## [STORED ROWS]
★ ★ ★ ★ ★ ★ ★
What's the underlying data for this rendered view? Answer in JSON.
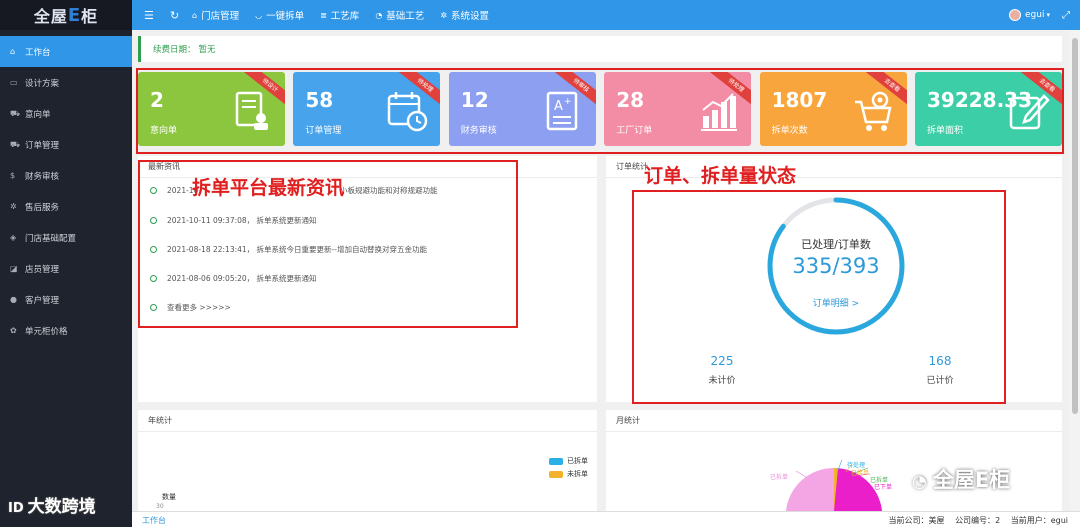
{
  "app": {
    "logo_prefix": "全屋",
    "logo_e": "E",
    "logo_suffix": "柜"
  },
  "sidebar": {
    "items": [
      {
        "label": "工作台",
        "icon": "home-icon",
        "glyph": "⌂",
        "active": true
      },
      {
        "label": "设计方案",
        "icon": "image-icon",
        "glyph": "▭"
      },
      {
        "label": "意向单",
        "icon": "cart-icon",
        "glyph": "⛟"
      },
      {
        "label": "订单管理",
        "icon": "cart-icon",
        "glyph": "⛟"
      },
      {
        "label": "财务审核",
        "icon": "dollar-icon",
        "glyph": "$"
      },
      {
        "label": "售后服务",
        "icon": "gear-icon",
        "glyph": "✲"
      },
      {
        "label": "门店基础配置",
        "icon": "cube-icon",
        "glyph": "◈"
      },
      {
        "label": "店员管理",
        "icon": "staff-icon",
        "glyph": "◪"
      },
      {
        "label": "客户管理",
        "icon": "user-icon",
        "glyph": "●"
      },
      {
        "label": "单元柜价格",
        "icon": "settings-icon",
        "glyph": "✿"
      }
    ]
  },
  "topbar": {
    "nav": [
      {
        "label": "门店管理",
        "icon": "home-icon",
        "glyph": "⌂"
      },
      {
        "label": "一键拆单",
        "icon": "shield-icon",
        "glyph": "◡"
      },
      {
        "label": "工艺库",
        "icon": "bars-icon",
        "glyph": "≣"
      },
      {
        "label": "基础工艺",
        "icon": "palette-icon",
        "glyph": "◔"
      },
      {
        "label": "系统设置",
        "icon": "gear-icon",
        "glyph": "✲"
      }
    ],
    "user": "egui"
  },
  "fee": {
    "label": "续费日期：",
    "value": "暂无"
  },
  "cards": [
    {
      "num": "2",
      "label": "意向单",
      "ribbon": "待设计",
      "color": "#8cc63f",
      "icon": "document-person-icon"
    },
    {
      "num": "58",
      "label": "订单管理",
      "ribbon": "待处理",
      "color": "#46a3ec",
      "icon": "calendar-clock-icon"
    },
    {
      "num": "12",
      "label": "财务审核",
      "ribbon": "待审核",
      "color": "#8c9ff0",
      "icon": "document-grade-icon"
    },
    {
      "num": "28",
      "label": "工厂订单",
      "ribbon": "待处理",
      "color": "#f28da5",
      "icon": "bar-chart-icon"
    },
    {
      "num": "1807",
      "label": "拆单次数",
      "ribbon": "去查看",
      "color": "#f9a53d",
      "icon": "cart-gear-icon"
    },
    {
      "num": "39228.33",
      "label": "拆单面积",
      "ribbon": "去查看",
      "color": "#3ccfa7",
      "icon": "edit-icon"
    }
  ],
  "news": {
    "title": "最新资讯",
    "items": [
      {
        "text": "2021-10-",
        "tail": "小板规避功能和对称规避功能"
      },
      {
        "text": "2021-10-11 09:37:08，  拆单系统更新通知"
      },
      {
        "text": "2021-08-18 22:13:41，  拆单系统今日重要更新--增加自动替换对穿五金功能"
      },
      {
        "text": "2021-08-06 09:05:20，  拆单系统更新通知"
      }
    ],
    "more": "查看更多 >>>>>",
    "annotation": "拆单平台最新资讯"
  },
  "orders": {
    "title": "订单统计",
    "annotation": "订单、拆单量状态",
    "ring_label": "已处理/订单数",
    "processed": 335,
    "total": 393,
    "ratio": "335/393",
    "detail_link": "订单明细 >",
    "left_value": "225",
    "left_label": "未计价",
    "right_value": "168",
    "right_label": "已计价"
  },
  "year": {
    "title": "年统计",
    "legend": [
      "已拆单",
      "未拆单"
    ],
    "legend_colors": [
      "#2ab0e6",
      "#f2b32c"
    ],
    "ylabel": "数量",
    "ytick": "30"
  },
  "month": {
    "title": "月统计",
    "labels": [
      "待处理",
      "已接单",
      "已拆单",
      "已下单"
    ]
  },
  "footer": {
    "tab": "工作台",
    "company_label": "当前公司：",
    "company": "美屋",
    "code_label": "公司编号：",
    "code": "2",
    "user_label": "当前用户：",
    "user": "egui"
  },
  "watermarks": {
    "left": "大数跨境",
    "right": "全屋E柜"
  }
}
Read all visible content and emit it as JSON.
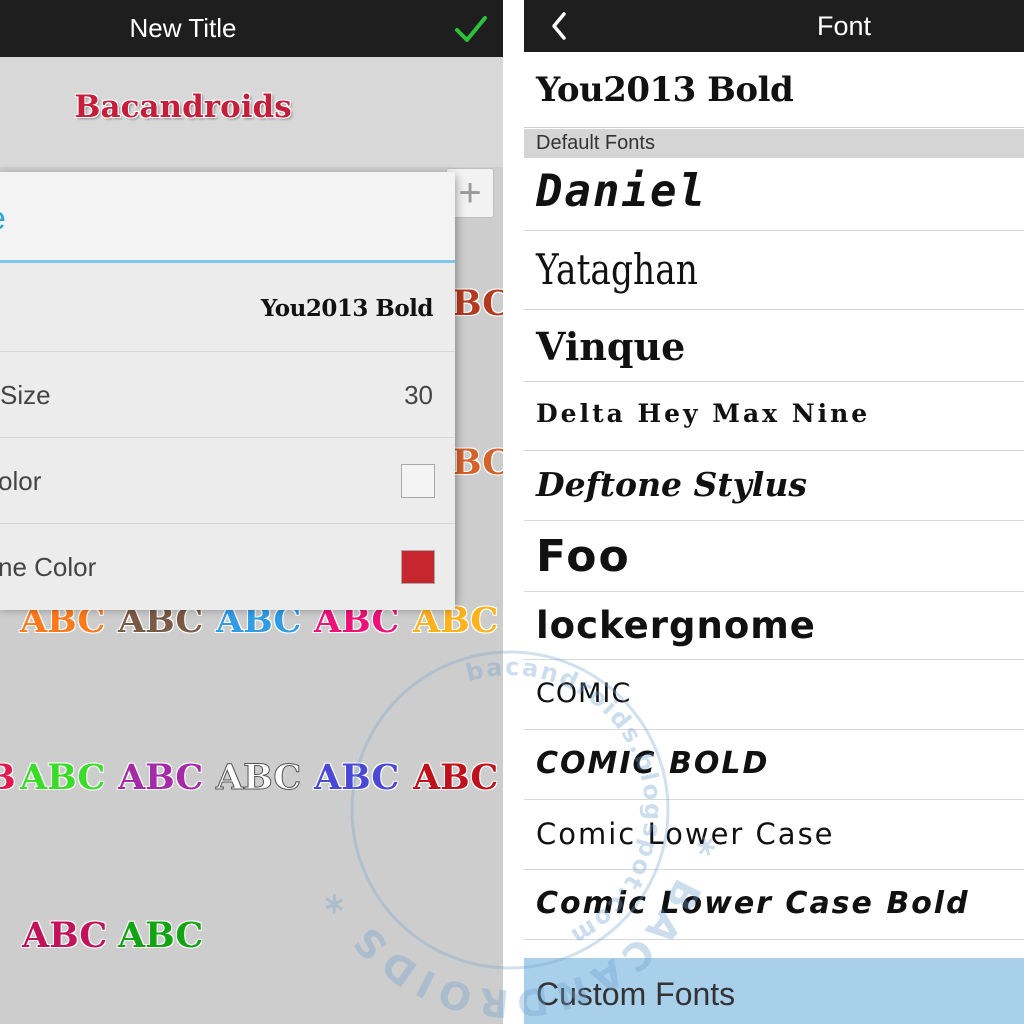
★ ★ ★ ★ ★ ★ ★
## [WRITTEN INSTRUCTION]
Copy the records above exactly, leaving out every picture.

## [WRITTEN RESPONSE]
What's the underlying data for this rendered view? Answer in JSON.
{
  "app": {
    "logo_prefix": "全屋",
    "logo_e": "E",
    "logo_suffix": "柜"
  },
  "sidebar": {
    "items": [
      {
        "label": "工作台",
        "icon": "home-icon",
        "glyph": "⌂",
        "active": true
      },
      {
        "label": "设计方案",
        "icon": "image-icon",
        "glyph": "▭"
      },
      {
        "label": "意向单",
        "icon": "cart-icon",
        "glyph": "⛟"
      },
      {
        "label": "订单管理",
        "icon": "cart-icon",
        "glyph": "⛟"
      },
      {
        "label": "财务审核",
        "icon": "dollar-icon",
        "glyph": "$"
      },
      {
        "label": "售后服务",
        "icon": "gear-icon",
        "glyph": "✲"
      },
      {
        "label": "门店基础配置",
        "icon": "cube-icon",
        "glyph": "◈"
      },
      {
        "label": "店员管理",
        "icon": "staff-icon",
        "glyph": "◪"
      },
      {
        "label": "客户管理",
        "icon": "user-icon",
        "glyph": "●"
      },
      {
        "label": "单元柜价格",
        "icon": "settings-icon",
        "glyph": "✿"
      }
    ]
  },
  "topbar": {
    "nav": [
      {
        "label": "门店管理",
        "icon": "home-icon",
        "glyph": "⌂"
      },
      {
        "label": "一键拆单",
        "icon": "shield-icon",
        "glyph": "◡"
      },
      {
        "label": "工艺库",
        "icon": "bars-icon",
        "glyph": "≣"
      },
      {
        "label": "基础工艺",
        "icon": "palette-icon",
        "glyph": "◔"
      },
      {
        "label": "系统设置",
        "icon": "gear-icon",
        "glyph": "✲"
      }
    ],
    "user": "egui"
  },
  "fee": {
    "label": "续费日期：",
    "value": "暂无"
  },
  "cards": [
    {
      "num": "2",
      "label": "意向单",
      "ribbon": "待设计",
      "color": "#8cc63f",
      "icon": "document-person-icon"
    },
    {
      "num": "58",
      "label": "订单管理",
      "ribbon": "待处理",
      "color": "#46a3ec",
      "icon": "calendar-clock-icon"
    },
    {
      "num": "12",
      "label": "财务审核",
      "ribbon": "待审核",
      "color": "#8c9ff0",
      "icon": "document-grade-icon"
    },
    {
      "num": "28",
      "label": "工厂订单",
      "ribbon": "待处理",
      "color": "#f28da5",
      "icon": "bar-chart-icon"
    },
    {
      "num": "1807",
      "label": "拆单次数",
      "ribbon": "去查看",
      "color": "#f9a53d",
      "icon": "cart-gear-icon"
    },
    {
      "num": "39228.33",
      "label": "拆单面积",
      "ribbon": "去查看",
      "color": "#3ccfa7",
      "icon": "edit-icon"
    }
  ],
  "news": {
    "title": "最新资讯",
    "items": [
      {
        "text": "2021-10-",
        "tail": "小板规避功能和对称规避功能"
      },
      {
        "text": "2021-10-11 09:37:08，  拆单系统更新通知"
      },
      {
        "text": "2021-08-18 22:13:41，  拆单系统今日重要更新--增加自动替换对穿五金功能"
      },
      {
        "text": "2021-08-06 09:05:20，  拆单系统更新通知"
      }
    ],
    "more": "查看更多 >>>>>",
    "annotation": "拆单平台最新资讯"
  },
  "orders": {
    "title": "订单统计",
    "annotation": "订单、拆单量状态",
    "ring_label": "已处理/订单数",
    "processed": 335,
    "total": 393,
    "ratio": "335/393",
    "detail_link": "订单明细 >",
    "left_value": "225",
    "left_label": "未计价",
    "right_value": "168",
    "right_label": "已计价"
  },
  "year": {
    "title": "年统计",
    "legend": [
      "已拆单",
      "未拆单"
    ],
    "legend_colors": [
      "#2ab0e6",
      "#f2b32c"
    ],
    "ylabel": "数量",
    "ytick": "30"
  },
  "month": {
    "title": "月统计",
    "labels": [
      "待处理",
      "已接单",
      "已拆单",
      "已下单"
    ]
  },
  "footer": {
    "tab": "工作台",
    "company_label": "当前公司：",
    "company": "美屋",
    "code_label": "公司编号：",
    "code": "2",
    "user_label": "当前用户：",
    "user": "egui"
  },
  "watermarks": {
    "left": "大数跨境",
    "right": "全屋E柜"
  }
}
Read all visible content and emit it as JSON.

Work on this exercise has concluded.